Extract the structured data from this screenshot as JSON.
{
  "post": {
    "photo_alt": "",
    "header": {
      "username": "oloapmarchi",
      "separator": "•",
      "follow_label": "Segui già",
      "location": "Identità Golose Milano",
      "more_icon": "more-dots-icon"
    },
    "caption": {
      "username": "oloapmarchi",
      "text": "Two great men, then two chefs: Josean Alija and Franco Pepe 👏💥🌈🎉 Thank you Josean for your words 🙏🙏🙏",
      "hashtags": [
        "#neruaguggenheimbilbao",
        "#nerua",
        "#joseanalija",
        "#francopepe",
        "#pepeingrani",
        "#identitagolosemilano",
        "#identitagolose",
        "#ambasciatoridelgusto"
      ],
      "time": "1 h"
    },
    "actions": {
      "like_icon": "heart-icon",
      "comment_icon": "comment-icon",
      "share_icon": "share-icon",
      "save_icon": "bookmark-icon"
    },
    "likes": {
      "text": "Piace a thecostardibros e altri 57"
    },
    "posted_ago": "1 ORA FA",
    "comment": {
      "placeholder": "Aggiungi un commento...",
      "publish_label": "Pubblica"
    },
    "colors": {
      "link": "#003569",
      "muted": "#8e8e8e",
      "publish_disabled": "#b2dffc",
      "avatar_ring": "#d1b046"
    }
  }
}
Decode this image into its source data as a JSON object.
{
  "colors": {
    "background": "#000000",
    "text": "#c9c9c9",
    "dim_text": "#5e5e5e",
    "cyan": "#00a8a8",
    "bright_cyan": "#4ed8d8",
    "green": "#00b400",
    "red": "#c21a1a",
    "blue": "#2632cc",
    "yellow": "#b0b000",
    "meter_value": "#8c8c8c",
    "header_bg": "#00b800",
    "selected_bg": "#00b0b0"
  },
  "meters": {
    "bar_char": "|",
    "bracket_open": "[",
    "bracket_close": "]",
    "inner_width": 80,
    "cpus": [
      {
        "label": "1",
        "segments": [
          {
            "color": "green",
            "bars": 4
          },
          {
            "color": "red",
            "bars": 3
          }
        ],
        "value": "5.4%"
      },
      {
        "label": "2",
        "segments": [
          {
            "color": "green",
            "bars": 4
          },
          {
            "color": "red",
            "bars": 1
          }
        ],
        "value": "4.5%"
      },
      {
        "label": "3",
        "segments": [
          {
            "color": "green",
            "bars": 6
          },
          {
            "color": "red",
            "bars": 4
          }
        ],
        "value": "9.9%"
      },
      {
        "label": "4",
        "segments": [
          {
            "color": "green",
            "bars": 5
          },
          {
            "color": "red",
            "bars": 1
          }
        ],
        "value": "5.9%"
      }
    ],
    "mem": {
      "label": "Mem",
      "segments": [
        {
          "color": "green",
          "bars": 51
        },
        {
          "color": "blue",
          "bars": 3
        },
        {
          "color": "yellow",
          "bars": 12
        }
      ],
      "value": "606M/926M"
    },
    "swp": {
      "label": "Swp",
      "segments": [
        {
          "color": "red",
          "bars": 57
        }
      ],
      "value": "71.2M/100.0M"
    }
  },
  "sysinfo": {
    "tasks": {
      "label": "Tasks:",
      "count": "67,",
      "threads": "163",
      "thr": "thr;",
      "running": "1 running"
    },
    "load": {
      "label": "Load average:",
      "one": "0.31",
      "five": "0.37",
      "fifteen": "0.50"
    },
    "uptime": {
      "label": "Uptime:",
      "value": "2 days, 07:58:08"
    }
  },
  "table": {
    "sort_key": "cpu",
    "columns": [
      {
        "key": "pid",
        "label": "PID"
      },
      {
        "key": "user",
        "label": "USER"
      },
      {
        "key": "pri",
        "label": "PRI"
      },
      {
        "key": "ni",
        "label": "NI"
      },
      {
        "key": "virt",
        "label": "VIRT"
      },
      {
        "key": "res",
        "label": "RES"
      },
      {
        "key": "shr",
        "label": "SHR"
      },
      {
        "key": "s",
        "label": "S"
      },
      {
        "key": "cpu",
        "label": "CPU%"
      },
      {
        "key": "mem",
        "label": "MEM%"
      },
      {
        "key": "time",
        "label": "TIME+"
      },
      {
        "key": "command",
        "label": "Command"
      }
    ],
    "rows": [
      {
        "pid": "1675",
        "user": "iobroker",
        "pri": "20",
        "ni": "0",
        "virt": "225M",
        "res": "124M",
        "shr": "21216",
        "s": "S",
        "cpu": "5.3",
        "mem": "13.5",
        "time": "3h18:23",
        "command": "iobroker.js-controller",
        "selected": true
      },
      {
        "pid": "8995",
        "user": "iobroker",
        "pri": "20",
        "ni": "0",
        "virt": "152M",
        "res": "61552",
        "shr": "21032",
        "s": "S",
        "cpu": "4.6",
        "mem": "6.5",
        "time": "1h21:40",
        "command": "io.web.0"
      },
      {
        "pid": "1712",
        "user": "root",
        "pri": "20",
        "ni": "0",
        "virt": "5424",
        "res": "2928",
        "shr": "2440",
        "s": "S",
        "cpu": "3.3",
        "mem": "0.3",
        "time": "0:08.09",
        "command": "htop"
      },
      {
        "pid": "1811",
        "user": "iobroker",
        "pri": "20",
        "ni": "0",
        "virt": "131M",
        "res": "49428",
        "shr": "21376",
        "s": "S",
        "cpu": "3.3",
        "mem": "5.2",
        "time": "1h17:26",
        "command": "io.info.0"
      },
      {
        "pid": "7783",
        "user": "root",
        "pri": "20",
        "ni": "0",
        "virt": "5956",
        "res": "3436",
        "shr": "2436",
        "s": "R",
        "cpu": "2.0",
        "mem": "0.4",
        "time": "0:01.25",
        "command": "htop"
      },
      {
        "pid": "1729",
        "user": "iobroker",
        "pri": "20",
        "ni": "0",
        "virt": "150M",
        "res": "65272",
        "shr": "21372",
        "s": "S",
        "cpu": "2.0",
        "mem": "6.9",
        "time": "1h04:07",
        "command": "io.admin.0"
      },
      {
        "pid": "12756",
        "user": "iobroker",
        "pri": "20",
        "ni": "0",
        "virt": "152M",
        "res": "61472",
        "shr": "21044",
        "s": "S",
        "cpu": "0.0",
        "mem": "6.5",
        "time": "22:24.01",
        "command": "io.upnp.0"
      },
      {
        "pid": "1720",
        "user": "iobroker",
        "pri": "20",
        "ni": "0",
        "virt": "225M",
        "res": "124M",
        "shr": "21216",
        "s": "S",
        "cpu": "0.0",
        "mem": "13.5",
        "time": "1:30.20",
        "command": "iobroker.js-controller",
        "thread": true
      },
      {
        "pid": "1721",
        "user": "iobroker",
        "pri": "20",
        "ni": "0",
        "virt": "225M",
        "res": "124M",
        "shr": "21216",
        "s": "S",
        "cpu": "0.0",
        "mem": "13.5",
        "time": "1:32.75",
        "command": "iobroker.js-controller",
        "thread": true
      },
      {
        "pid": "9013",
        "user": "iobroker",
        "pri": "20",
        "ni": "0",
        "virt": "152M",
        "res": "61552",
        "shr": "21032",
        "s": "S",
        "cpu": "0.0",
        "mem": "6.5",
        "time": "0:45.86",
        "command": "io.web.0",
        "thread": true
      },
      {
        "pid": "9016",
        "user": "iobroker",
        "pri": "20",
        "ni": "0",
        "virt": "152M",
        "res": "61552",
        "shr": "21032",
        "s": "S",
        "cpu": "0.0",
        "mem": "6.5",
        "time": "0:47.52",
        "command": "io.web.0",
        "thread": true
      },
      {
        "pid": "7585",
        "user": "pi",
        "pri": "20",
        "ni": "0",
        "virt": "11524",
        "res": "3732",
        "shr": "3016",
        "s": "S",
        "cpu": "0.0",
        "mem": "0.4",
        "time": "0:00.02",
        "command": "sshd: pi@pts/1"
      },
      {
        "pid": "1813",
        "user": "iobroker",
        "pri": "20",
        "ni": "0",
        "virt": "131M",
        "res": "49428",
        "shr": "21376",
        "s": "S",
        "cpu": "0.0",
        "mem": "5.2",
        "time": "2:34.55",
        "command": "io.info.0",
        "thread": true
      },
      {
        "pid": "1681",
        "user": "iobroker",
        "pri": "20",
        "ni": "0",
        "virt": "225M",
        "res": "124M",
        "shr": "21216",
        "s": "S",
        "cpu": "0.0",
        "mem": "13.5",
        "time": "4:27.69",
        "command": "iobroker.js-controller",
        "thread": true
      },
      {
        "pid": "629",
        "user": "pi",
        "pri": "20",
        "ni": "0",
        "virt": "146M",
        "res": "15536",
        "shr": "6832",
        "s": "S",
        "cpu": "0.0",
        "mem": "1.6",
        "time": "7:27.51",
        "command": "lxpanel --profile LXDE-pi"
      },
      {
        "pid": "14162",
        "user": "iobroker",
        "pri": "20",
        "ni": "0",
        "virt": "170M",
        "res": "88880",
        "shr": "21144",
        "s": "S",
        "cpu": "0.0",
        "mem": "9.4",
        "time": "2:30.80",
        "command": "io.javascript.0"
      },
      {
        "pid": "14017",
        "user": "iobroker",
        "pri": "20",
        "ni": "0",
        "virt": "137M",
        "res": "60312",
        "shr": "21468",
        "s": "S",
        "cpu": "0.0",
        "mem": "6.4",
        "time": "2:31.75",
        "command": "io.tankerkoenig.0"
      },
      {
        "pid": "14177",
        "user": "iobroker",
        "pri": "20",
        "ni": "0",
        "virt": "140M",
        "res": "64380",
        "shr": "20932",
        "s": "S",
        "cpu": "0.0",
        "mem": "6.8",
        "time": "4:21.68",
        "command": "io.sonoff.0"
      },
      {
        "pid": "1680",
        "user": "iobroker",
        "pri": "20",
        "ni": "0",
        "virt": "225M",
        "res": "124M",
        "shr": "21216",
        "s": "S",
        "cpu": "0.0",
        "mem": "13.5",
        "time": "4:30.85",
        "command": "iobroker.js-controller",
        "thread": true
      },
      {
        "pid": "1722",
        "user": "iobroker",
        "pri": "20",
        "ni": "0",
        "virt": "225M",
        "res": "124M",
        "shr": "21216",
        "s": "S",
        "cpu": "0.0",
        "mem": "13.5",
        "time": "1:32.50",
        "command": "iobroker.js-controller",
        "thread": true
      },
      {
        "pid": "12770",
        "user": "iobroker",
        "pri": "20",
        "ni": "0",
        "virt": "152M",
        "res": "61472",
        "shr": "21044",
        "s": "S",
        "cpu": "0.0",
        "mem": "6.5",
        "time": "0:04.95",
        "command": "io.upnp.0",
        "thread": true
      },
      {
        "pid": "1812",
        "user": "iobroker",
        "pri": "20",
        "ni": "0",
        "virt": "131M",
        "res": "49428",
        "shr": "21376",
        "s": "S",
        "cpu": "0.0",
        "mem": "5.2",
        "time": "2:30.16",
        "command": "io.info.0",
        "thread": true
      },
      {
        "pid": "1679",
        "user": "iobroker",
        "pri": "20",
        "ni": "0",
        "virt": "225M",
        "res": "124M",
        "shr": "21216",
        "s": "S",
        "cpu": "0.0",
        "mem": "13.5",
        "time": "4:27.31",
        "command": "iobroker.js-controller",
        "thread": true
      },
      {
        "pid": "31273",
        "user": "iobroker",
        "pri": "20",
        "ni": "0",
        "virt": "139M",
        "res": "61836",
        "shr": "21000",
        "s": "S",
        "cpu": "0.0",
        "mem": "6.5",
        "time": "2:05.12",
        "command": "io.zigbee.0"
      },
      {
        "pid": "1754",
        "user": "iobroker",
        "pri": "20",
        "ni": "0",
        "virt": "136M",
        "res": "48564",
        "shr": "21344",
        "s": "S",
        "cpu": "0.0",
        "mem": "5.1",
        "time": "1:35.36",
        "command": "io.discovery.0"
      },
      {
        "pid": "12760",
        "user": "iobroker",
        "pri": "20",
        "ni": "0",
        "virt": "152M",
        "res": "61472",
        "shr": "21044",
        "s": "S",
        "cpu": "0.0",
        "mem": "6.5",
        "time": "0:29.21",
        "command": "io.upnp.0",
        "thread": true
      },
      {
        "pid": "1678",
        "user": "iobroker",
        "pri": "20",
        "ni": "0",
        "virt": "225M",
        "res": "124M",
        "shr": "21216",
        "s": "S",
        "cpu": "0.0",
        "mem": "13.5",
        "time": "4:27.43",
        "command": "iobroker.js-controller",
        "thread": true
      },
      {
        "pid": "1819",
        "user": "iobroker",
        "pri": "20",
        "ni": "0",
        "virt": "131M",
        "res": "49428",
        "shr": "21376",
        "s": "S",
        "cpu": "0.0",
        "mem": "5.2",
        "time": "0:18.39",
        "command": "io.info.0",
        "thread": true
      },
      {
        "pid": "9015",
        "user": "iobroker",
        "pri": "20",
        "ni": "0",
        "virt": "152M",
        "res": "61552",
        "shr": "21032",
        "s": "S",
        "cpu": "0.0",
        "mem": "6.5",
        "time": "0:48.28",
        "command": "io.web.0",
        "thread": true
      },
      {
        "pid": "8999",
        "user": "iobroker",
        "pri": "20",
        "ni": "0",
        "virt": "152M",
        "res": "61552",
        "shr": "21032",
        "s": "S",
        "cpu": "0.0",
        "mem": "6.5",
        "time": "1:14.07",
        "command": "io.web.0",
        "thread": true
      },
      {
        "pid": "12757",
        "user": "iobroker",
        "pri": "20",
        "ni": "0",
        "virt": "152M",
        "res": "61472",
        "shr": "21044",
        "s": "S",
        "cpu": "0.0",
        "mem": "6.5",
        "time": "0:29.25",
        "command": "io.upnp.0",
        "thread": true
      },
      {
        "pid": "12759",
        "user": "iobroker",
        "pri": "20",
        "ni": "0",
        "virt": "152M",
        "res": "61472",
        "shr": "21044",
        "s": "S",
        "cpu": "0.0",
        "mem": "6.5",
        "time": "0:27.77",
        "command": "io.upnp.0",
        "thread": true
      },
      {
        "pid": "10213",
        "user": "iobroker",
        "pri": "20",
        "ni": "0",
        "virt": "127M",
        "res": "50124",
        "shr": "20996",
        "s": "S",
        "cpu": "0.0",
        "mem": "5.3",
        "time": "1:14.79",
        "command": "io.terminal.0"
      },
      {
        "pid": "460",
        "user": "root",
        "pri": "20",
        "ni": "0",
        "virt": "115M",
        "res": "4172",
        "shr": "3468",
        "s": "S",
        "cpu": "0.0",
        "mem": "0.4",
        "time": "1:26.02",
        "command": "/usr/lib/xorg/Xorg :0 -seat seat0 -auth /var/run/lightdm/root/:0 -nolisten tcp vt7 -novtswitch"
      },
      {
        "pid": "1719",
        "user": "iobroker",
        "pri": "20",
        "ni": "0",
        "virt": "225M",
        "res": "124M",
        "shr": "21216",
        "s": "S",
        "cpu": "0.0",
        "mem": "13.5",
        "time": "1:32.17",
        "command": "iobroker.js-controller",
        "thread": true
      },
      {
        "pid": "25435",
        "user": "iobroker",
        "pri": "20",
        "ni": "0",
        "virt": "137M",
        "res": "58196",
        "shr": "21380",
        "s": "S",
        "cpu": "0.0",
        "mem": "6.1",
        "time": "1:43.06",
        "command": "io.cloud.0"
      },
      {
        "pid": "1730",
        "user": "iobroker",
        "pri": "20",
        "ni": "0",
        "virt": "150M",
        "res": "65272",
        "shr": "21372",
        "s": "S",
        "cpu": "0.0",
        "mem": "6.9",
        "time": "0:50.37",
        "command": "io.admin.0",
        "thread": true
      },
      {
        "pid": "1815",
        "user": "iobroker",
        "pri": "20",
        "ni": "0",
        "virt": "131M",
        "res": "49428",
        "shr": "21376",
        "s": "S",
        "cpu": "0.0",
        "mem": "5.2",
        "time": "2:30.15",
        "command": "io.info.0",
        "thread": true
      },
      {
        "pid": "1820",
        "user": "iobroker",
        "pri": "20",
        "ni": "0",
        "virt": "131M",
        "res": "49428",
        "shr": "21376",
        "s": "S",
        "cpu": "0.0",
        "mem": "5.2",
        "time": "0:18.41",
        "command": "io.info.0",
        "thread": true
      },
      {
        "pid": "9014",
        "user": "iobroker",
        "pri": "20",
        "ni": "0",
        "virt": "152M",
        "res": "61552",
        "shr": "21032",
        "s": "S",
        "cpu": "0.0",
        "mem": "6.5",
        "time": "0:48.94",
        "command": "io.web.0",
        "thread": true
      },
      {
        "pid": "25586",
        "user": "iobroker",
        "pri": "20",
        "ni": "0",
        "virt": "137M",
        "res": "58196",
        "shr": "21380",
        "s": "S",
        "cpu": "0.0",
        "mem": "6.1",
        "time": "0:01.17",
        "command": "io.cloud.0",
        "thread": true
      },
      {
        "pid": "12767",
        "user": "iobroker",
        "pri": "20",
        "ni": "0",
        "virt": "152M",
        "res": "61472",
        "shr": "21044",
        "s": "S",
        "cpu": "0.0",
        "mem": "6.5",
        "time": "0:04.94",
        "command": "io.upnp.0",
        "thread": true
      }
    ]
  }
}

WHAT IS ASKED
Locate the lines above that contain "JSON" and copy them.

COMPLETED EXERCISE
Extract the structured data from this screenshot as JSON.
Decode this image into its source data as a JSON object.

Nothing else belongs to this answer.